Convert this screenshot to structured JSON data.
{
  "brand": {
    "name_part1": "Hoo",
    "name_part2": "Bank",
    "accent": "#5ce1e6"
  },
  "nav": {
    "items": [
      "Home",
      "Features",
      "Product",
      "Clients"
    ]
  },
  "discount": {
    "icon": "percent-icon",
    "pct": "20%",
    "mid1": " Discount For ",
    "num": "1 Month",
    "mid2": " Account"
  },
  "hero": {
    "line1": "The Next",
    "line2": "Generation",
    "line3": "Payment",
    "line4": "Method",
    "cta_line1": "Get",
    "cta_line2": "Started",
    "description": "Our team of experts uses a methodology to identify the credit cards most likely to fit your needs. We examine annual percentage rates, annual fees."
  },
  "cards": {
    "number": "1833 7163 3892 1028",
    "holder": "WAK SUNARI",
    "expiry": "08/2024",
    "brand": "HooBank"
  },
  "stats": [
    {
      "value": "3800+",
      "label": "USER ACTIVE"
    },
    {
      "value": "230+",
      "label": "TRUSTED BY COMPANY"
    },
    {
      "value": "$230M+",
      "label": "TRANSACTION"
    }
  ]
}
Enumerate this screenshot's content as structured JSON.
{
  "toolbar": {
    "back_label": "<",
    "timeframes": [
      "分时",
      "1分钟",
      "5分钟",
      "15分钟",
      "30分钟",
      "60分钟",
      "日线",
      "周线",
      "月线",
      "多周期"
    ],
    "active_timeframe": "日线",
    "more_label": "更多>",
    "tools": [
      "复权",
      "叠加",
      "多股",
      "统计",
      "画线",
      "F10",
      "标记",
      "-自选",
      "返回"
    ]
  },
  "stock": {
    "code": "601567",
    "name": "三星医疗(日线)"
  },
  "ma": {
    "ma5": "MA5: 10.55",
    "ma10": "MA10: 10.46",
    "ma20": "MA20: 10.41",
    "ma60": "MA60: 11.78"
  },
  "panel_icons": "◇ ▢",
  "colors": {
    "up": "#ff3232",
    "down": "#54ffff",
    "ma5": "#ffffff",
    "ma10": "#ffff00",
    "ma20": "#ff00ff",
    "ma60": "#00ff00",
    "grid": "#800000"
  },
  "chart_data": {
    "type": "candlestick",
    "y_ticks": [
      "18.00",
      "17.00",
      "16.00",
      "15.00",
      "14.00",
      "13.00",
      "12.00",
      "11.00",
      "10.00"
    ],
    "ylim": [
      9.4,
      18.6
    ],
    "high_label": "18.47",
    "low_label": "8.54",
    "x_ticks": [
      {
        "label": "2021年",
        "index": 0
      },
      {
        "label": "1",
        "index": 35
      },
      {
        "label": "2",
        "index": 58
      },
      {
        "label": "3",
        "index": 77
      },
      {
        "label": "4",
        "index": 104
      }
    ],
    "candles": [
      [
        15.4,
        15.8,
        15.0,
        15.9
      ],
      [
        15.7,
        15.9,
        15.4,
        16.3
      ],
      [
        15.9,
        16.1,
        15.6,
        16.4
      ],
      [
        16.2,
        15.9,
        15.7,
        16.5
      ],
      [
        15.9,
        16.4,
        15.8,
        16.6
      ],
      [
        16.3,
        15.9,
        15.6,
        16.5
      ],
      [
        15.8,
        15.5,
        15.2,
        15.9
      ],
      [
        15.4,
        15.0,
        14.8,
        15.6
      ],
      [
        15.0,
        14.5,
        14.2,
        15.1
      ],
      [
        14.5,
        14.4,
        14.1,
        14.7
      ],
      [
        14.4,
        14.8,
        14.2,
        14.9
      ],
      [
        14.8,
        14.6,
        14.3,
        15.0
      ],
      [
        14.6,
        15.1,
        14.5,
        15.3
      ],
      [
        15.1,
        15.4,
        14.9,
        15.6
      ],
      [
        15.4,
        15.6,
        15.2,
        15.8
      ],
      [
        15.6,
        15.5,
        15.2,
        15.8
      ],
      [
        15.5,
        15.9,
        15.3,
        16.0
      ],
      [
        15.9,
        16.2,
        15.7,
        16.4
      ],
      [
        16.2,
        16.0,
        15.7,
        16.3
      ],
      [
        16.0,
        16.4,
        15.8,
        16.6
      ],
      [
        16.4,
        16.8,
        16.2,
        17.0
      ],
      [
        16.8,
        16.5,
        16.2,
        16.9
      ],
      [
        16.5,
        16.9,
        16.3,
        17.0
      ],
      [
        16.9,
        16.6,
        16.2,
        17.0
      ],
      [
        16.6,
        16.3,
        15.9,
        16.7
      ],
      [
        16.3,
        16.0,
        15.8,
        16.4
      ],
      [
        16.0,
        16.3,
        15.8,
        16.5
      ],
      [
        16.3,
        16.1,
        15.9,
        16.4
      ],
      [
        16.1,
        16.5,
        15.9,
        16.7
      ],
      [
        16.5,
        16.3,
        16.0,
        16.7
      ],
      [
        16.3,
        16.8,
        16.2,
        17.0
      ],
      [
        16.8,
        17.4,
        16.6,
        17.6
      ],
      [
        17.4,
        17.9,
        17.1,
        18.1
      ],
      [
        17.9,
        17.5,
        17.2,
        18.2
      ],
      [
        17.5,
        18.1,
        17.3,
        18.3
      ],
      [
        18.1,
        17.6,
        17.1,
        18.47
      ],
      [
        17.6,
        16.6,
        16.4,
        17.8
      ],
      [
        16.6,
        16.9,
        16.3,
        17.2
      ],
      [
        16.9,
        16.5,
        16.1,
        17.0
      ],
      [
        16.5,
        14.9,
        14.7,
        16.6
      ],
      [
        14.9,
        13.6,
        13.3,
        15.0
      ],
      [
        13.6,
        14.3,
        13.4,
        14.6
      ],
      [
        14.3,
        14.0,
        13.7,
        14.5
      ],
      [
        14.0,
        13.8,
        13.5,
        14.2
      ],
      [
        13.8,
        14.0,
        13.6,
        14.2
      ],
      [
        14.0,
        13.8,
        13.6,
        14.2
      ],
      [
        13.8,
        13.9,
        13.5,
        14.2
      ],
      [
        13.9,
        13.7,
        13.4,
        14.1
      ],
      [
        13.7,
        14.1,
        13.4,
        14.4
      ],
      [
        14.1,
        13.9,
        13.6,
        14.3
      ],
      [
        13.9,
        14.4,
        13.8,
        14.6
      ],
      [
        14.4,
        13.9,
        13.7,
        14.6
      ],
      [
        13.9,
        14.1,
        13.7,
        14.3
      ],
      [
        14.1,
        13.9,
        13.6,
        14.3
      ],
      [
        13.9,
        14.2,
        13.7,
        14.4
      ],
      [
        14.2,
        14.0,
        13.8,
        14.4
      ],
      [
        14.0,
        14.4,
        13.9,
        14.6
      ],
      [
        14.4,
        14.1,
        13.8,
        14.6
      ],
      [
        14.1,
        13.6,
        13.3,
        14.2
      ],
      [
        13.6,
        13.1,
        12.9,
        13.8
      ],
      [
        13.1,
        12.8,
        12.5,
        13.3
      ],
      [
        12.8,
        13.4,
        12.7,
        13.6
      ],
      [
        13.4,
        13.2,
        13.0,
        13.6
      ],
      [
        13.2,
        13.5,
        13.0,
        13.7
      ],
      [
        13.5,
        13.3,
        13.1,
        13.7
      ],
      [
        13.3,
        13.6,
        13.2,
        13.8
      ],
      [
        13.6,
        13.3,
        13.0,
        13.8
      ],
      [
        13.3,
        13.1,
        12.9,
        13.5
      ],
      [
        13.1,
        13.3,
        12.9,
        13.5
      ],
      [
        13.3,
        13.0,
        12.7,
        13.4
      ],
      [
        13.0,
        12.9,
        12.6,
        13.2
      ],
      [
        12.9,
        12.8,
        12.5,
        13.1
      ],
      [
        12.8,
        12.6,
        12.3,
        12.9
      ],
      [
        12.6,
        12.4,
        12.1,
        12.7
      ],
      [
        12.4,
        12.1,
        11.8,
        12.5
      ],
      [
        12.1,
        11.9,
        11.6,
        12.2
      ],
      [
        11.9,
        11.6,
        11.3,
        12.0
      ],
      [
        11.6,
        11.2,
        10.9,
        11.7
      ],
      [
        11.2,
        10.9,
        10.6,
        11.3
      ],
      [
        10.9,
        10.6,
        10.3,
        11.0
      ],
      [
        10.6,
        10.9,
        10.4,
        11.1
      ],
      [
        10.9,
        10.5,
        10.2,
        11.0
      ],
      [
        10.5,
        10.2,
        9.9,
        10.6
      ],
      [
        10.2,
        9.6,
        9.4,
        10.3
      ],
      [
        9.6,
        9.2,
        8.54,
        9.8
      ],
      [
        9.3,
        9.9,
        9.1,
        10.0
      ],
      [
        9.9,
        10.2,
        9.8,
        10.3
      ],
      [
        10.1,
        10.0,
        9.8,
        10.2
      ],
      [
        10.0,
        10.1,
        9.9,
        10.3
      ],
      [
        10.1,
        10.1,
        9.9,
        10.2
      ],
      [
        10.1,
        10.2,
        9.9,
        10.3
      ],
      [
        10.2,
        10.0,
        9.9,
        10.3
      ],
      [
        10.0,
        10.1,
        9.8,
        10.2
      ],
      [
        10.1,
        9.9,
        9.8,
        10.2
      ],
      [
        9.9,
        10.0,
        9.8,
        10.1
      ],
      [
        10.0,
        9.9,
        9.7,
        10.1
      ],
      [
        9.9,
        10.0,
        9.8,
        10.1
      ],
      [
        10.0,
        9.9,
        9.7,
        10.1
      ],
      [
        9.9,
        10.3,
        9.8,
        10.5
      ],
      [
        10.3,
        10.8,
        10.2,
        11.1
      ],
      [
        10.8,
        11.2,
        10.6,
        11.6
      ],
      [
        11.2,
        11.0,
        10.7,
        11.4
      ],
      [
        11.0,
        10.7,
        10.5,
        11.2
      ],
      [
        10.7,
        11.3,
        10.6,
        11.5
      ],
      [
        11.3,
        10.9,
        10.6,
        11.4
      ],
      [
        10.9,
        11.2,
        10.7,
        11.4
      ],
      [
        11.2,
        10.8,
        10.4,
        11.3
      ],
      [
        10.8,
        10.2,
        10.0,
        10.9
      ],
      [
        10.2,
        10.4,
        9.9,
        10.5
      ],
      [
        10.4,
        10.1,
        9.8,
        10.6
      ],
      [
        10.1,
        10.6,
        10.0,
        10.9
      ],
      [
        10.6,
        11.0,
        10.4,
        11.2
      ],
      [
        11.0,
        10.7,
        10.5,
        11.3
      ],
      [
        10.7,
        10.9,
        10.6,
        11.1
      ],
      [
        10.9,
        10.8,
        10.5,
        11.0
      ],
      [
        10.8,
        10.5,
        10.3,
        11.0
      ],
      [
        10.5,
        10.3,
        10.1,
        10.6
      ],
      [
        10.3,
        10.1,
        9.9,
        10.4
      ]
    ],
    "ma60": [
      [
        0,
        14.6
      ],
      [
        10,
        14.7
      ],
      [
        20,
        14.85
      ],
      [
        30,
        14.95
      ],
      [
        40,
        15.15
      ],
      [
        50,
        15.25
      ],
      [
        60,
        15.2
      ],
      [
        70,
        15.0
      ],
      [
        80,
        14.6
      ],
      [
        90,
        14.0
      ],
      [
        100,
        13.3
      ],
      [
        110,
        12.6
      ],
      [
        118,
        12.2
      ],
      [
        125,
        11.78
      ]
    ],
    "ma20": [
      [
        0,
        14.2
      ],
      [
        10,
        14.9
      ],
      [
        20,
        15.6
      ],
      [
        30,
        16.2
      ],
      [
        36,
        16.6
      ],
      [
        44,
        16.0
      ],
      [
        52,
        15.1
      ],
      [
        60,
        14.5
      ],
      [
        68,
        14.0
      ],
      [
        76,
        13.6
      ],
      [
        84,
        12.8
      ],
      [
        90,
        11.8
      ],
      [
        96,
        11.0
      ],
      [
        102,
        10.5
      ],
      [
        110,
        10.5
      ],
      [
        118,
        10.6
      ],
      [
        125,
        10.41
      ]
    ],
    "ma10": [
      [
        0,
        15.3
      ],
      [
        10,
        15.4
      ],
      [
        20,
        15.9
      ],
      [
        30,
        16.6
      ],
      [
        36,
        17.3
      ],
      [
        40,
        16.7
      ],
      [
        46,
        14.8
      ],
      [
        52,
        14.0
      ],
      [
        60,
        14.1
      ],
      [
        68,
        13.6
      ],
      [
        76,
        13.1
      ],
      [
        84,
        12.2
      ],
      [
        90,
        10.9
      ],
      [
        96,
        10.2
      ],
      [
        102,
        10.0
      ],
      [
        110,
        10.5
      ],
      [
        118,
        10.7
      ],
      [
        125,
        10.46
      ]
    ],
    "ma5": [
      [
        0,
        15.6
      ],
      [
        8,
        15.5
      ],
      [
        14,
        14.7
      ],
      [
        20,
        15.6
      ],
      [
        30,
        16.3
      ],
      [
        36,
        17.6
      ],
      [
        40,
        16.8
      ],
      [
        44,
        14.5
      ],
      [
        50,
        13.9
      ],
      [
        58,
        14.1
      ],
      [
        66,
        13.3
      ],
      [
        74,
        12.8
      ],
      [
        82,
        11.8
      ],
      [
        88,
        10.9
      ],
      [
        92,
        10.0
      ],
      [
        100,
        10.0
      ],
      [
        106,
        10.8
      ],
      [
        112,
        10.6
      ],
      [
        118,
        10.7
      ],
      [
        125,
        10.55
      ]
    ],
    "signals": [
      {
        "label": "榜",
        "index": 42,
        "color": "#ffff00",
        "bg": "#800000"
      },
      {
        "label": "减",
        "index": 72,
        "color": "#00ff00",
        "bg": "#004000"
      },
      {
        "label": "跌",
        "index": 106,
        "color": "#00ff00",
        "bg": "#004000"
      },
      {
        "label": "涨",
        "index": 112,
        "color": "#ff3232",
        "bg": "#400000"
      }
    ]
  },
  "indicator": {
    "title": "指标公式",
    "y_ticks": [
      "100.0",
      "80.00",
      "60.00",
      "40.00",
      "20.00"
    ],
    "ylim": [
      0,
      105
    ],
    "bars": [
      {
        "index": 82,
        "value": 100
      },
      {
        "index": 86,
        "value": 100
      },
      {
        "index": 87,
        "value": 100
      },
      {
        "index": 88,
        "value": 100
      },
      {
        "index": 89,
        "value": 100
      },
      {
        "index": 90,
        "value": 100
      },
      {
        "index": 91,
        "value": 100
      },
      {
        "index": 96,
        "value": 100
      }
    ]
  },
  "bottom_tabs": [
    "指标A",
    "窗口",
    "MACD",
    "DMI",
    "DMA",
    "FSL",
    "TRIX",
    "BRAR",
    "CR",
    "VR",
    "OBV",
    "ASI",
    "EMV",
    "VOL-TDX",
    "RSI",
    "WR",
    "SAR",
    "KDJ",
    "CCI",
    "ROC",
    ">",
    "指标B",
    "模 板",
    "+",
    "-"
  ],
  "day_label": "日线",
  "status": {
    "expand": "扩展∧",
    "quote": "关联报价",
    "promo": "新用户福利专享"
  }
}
==*==
Copy out every line in the entries above that holds "structured".

Convert this screenshot to structured JSON data.
Enumerate this screenshot's content as structured JSON.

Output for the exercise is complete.